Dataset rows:
::::

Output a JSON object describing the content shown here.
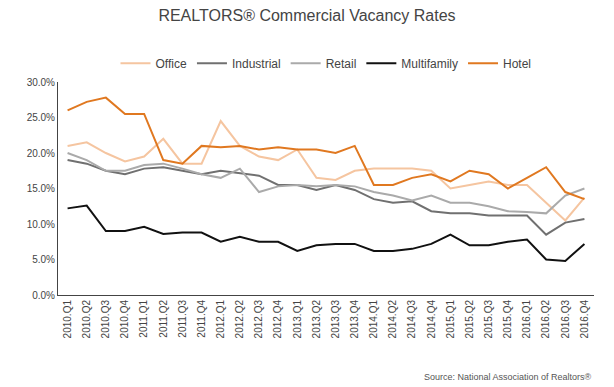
{
  "chart_data": {
    "type": "line",
    "title": "REALTORS® Commercial Vacancy Rates",
    "annotations": [
      "Source: National Association of Realtors®"
    ],
    "categories": [
      "2010.Q1",
      "2010.Q2",
      "2010.Q3",
      "2010.Q4",
      "2011.Q1",
      "2011.Q2",
      "2011.Q3",
      "2011.Q4",
      "2012.Q1",
      "2012.Q2",
      "2012.Q3",
      "2012.Q4",
      "2013.Q1",
      "2013.Q2",
      "2013.Q3",
      "2013.Q4",
      "2014.Q1",
      "2014.Q2",
      "2014.Q3",
      "2014.Q4",
      "2015.Q1",
      "2015.Q2",
      "2015.Q3",
      "2015.Q4",
      "2016.Q1",
      "2016.Q2",
      "2016.Q3",
      "2016.Q4"
    ],
    "series": [
      {
        "name": "Office",
        "color": "#F5C5A0",
        "values": [
          0.21,
          0.215,
          0.2,
          0.188,
          0.195,
          0.22,
          0.185,
          0.185,
          0.245,
          0.21,
          0.195,
          0.19,
          0.205,
          0.165,
          0.162,
          0.175,
          0.178,
          0.178,
          0.178,
          0.175,
          0.15,
          0.155,
          0.16,
          0.155,
          0.155,
          0.13,
          0.105,
          0.137
        ]
      },
      {
        "name": "Industrial",
        "color": "#707070",
        "values": [
          0.19,
          0.185,
          0.175,
          0.17,
          0.178,
          0.18,
          0.175,
          0.17,
          0.175,
          0.172,
          0.168,
          0.155,
          0.155,
          0.148,
          0.155,
          0.148,
          0.135,
          0.13,
          0.132,
          0.118,
          0.115,
          0.115,
          0.112,
          0.112,
          0.112,
          0.085,
          0.102,
          0.107
        ]
      },
      {
        "name": "Retail",
        "color": "#AAAAAA",
        "values": [
          0.2,
          0.19,
          0.175,
          0.175,
          0.183,
          0.185,
          0.178,
          0.17,
          0.165,
          0.178,
          0.145,
          0.153,
          0.155,
          0.153,
          0.155,
          0.153,
          0.145,
          0.14,
          0.133,
          0.14,
          0.13,
          0.13,
          0.125,
          0.118,
          0.117,
          0.115,
          0.14,
          0.15
        ]
      },
      {
        "name": "Multifamily",
        "color": "#111111",
        "values": [
          0.122,
          0.126,
          0.09,
          0.09,
          0.096,
          0.086,
          0.088,
          0.088,
          0.075,
          0.082,
          0.075,
          0.075,
          0.062,
          0.07,
          0.072,
          0.072,
          0.062,
          0.062,
          0.065,
          0.072,
          0.085,
          0.07,
          0.07,
          0.075,
          0.078,
          0.05,
          0.048,
          0.072
        ]
      },
      {
        "name": "Hotel",
        "color": "#E07820",
        "values": [
          0.26,
          0.272,
          0.278,
          0.255,
          0.255,
          0.19,
          0.185,
          0.21,
          0.208,
          0.21,
          0.205,
          0.208,
          0.205,
          0.205,
          0.2,
          0.21,
          0.155,
          0.155,
          0.165,
          0.17,
          0.16,
          0.175,
          0.17,
          0.15,
          0.165,
          0.18,
          0.145,
          0.135
        ]
      }
    ],
    "ylim": [
      0.0,
      0.3
    ],
    "yticks": [
      {
        "value": 0.0,
        "label": "0.0%"
      },
      {
        "value": 0.05,
        "label": "5.0%"
      },
      {
        "value": 0.1,
        "label": "10.0%"
      },
      {
        "value": 0.15,
        "label": "15.0%"
      },
      {
        "value": 0.2,
        "label": "20.0%"
      },
      {
        "value": 0.25,
        "label": "25.0%"
      },
      {
        "value": 0.3,
        "label": "30.0%"
      }
    ],
    "grid": false,
    "legend": "top"
  }
}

::::

> _Instructions to follow_: Transcribe the records above verbatim. Do not carry over any picture.

> _Task answer_:
Output a JSON object describing the content shown here.
{
  "chart_data": {
    "type": "line",
    "title": "REALTORS® Commercial Vacancy Rates",
    "annotations": [
      "Source: National Association of Realtors®"
    ],
    "categories": [
      "2010.Q1",
      "2010.Q2",
      "2010.Q3",
      "2010.Q4",
      "2011.Q1",
      "2011.Q2",
      "2011.Q3",
      "2011.Q4",
      "2012.Q1",
      "2012.Q2",
      "2012.Q3",
      "2012.Q4",
      "2013.Q1",
      "2013.Q2",
      "2013.Q3",
      "2013.Q4",
      "2014.Q1",
      "2014.Q2",
      "2014.Q3",
      "2014.Q4",
      "2015.Q1",
      "2015.Q2",
      "2015.Q3",
      "2015.Q4",
      "2016.Q1",
      "2016.Q2",
      "2016.Q3",
      "2016.Q4"
    ],
    "series": [
      {
        "name": "Office",
        "color": "#F5C5A0",
        "values": [
          0.21,
          0.215,
          0.2,
          0.188,
          0.195,
          0.22,
          0.185,
          0.185,
          0.245,
          0.21,
          0.195,
          0.19,
          0.205,
          0.165,
          0.162,
          0.175,
          0.178,
          0.178,
          0.178,
          0.175,
          0.15,
          0.155,
          0.16,
          0.155,
          0.155,
          0.13,
          0.105,
          0.137
        ]
      },
      {
        "name": "Industrial",
        "color": "#707070",
        "values": [
          0.19,
          0.185,
          0.175,
          0.17,
          0.178,
          0.18,
          0.175,
          0.17,
          0.175,
          0.172,
          0.168,
          0.155,
          0.155,
          0.148,
          0.155,
          0.148,
          0.135,
          0.13,
          0.132,
          0.118,
          0.115,
          0.115,
          0.112,
          0.112,
          0.112,
          0.085,
          0.102,
          0.107
        ]
      },
      {
        "name": "Retail",
        "color": "#AAAAAA",
        "values": [
          0.2,
          0.19,
          0.175,
          0.175,
          0.183,
          0.185,
          0.178,
          0.17,
          0.165,
          0.178,
          0.145,
          0.153,
          0.155,
          0.153,
          0.155,
          0.153,
          0.145,
          0.14,
          0.133,
          0.14,
          0.13,
          0.13,
          0.125,
          0.118,
          0.117,
          0.115,
          0.14,
          0.15
        ]
      },
      {
        "name": "Multifamily",
        "color": "#111111",
        "values": [
          0.122,
          0.126,
          0.09,
          0.09,
          0.096,
          0.086,
          0.088,
          0.088,
          0.075,
          0.082,
          0.075,
          0.075,
          0.062,
          0.07,
          0.072,
          0.072,
          0.062,
          0.062,
          0.065,
          0.072,
          0.085,
          0.07,
          0.07,
          0.075,
          0.078,
          0.05,
          0.048,
          0.072
        ]
      },
      {
        "name": "Hotel",
        "color": "#E07820",
        "values": [
          0.26,
          0.272,
          0.278,
          0.255,
          0.255,
          0.19,
          0.185,
          0.21,
          0.208,
          0.21,
          0.205,
          0.208,
          0.205,
          0.205,
          0.2,
          0.21,
          0.155,
          0.155,
          0.165,
          0.17,
          0.16,
          0.175,
          0.17,
          0.15,
          0.165,
          0.18,
          0.145,
          0.135
        ]
      }
    ],
    "ylim": [
      0.0,
      0.3
    ],
    "yticks": [
      {
        "value": 0.0,
        "label": "0.0%"
      },
      {
        "value": 0.05,
        "label": "5.0%"
      },
      {
        "value": 0.1,
        "label": "10.0%"
      },
      {
        "value": 0.15,
        "label": "15.0%"
      },
      {
        "value": 0.2,
        "label": "20.0%"
      },
      {
        "value": 0.25,
        "label": "25.0%"
      },
      {
        "value": 0.3,
        "label": "30.0%"
      }
    ],
    "grid": false,
    "legend": "top"
  }
}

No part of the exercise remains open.